[Start]

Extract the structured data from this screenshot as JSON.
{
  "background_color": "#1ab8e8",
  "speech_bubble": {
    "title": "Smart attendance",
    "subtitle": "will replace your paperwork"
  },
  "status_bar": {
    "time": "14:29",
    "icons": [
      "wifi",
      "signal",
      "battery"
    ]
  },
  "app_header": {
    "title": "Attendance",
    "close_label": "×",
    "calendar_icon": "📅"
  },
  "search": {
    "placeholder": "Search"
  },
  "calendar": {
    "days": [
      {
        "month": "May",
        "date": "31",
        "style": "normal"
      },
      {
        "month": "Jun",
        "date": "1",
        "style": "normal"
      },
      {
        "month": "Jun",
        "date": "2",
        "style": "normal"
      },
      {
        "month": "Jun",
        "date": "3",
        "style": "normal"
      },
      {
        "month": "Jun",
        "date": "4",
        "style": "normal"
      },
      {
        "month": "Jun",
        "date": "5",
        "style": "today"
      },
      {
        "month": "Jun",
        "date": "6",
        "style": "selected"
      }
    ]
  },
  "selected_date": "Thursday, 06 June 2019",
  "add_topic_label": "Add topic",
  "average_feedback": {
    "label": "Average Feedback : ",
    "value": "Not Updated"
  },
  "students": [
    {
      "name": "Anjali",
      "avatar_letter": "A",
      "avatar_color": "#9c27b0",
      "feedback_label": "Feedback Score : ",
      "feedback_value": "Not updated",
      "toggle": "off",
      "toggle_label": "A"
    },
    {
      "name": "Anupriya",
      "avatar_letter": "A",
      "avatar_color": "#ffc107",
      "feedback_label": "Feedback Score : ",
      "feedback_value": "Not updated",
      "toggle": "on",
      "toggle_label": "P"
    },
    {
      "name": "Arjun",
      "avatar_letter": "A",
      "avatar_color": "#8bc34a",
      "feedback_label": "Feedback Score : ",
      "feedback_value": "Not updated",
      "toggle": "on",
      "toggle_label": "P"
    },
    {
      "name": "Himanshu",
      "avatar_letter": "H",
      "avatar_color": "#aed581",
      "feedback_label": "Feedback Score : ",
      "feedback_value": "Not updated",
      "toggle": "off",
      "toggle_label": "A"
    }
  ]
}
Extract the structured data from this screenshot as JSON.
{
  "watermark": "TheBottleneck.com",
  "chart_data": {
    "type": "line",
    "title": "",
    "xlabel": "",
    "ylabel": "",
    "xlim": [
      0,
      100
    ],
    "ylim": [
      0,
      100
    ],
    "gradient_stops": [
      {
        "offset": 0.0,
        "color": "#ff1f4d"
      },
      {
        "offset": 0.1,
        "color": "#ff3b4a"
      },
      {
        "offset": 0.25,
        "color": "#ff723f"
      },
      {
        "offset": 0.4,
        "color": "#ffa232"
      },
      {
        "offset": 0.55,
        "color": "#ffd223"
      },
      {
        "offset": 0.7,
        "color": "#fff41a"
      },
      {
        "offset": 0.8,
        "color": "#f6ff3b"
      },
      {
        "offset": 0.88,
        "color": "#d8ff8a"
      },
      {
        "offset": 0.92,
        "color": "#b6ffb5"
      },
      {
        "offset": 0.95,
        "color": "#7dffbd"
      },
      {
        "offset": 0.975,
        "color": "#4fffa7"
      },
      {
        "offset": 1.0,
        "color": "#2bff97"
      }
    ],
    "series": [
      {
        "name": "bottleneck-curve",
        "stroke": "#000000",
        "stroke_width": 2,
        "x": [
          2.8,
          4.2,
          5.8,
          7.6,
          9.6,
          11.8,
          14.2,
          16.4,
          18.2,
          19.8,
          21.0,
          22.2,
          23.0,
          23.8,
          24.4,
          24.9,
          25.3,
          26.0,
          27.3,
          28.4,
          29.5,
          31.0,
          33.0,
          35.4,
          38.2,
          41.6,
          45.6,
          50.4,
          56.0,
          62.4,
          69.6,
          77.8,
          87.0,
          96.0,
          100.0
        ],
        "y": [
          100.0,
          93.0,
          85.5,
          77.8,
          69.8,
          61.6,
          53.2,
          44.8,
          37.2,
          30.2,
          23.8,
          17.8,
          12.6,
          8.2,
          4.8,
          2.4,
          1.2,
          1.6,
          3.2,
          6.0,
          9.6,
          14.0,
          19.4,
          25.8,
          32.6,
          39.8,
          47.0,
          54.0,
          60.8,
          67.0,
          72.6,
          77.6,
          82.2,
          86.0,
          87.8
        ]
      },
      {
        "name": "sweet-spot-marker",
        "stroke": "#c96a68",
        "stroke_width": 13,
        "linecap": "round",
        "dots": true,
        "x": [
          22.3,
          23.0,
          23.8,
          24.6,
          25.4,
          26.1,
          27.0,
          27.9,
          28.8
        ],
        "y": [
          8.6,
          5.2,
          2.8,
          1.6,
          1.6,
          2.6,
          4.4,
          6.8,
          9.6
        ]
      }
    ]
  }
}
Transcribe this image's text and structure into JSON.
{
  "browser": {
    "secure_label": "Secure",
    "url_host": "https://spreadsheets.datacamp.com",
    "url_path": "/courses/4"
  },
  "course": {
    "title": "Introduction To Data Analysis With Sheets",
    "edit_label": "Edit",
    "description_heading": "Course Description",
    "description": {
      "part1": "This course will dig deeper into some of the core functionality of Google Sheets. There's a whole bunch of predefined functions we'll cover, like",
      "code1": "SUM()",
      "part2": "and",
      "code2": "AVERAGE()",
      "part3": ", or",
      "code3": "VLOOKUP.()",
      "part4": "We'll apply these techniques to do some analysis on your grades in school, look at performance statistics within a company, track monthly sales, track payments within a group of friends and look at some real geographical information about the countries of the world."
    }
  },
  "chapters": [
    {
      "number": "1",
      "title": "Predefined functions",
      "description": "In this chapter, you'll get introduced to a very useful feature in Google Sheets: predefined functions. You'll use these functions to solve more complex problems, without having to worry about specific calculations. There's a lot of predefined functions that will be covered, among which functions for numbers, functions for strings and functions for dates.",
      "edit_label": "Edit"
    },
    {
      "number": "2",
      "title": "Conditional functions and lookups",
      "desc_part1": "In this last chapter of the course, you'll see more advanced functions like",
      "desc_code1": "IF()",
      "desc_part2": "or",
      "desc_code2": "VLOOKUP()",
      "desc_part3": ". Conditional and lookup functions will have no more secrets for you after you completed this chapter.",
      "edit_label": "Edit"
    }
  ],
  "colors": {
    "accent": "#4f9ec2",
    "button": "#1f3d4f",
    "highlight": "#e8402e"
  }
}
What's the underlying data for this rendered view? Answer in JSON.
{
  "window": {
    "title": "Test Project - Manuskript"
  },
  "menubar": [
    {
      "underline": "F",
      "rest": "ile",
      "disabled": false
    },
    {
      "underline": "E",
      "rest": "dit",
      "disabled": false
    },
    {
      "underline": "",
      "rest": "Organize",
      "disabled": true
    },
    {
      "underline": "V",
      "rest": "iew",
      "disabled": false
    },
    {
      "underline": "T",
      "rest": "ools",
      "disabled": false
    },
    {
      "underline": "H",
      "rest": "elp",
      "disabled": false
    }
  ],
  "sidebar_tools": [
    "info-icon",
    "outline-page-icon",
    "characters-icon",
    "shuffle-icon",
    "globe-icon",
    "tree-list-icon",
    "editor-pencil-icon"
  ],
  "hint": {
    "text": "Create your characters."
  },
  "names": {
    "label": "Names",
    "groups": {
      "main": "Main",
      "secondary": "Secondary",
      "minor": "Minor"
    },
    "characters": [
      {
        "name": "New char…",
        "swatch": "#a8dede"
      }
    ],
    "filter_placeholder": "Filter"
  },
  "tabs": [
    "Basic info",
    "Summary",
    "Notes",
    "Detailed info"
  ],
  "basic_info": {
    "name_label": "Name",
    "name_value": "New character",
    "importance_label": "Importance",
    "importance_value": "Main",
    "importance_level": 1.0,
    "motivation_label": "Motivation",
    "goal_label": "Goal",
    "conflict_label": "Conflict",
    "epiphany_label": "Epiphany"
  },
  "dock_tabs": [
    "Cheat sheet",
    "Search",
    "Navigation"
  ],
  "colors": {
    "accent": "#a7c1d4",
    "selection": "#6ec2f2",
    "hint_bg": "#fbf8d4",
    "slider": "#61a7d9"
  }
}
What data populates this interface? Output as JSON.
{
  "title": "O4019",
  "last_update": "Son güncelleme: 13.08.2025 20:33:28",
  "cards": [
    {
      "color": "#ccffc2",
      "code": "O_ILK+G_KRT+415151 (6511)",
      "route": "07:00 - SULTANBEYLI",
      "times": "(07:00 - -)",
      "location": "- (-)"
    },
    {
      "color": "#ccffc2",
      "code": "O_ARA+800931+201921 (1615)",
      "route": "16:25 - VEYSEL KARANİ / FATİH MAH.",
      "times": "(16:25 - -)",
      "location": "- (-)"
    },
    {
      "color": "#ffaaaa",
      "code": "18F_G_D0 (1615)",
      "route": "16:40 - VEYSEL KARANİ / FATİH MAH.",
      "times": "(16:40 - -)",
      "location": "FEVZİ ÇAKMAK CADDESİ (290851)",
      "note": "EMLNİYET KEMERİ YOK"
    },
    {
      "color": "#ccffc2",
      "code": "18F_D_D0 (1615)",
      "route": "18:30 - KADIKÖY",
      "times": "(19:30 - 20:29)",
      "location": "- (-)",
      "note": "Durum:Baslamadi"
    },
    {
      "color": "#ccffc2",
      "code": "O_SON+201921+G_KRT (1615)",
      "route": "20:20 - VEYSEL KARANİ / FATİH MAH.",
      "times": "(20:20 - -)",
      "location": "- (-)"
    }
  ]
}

[End]

* **What the task asks**
From the data above, count the lines where "text" occurs and give that figure and nothing else.

* **Task answer**
2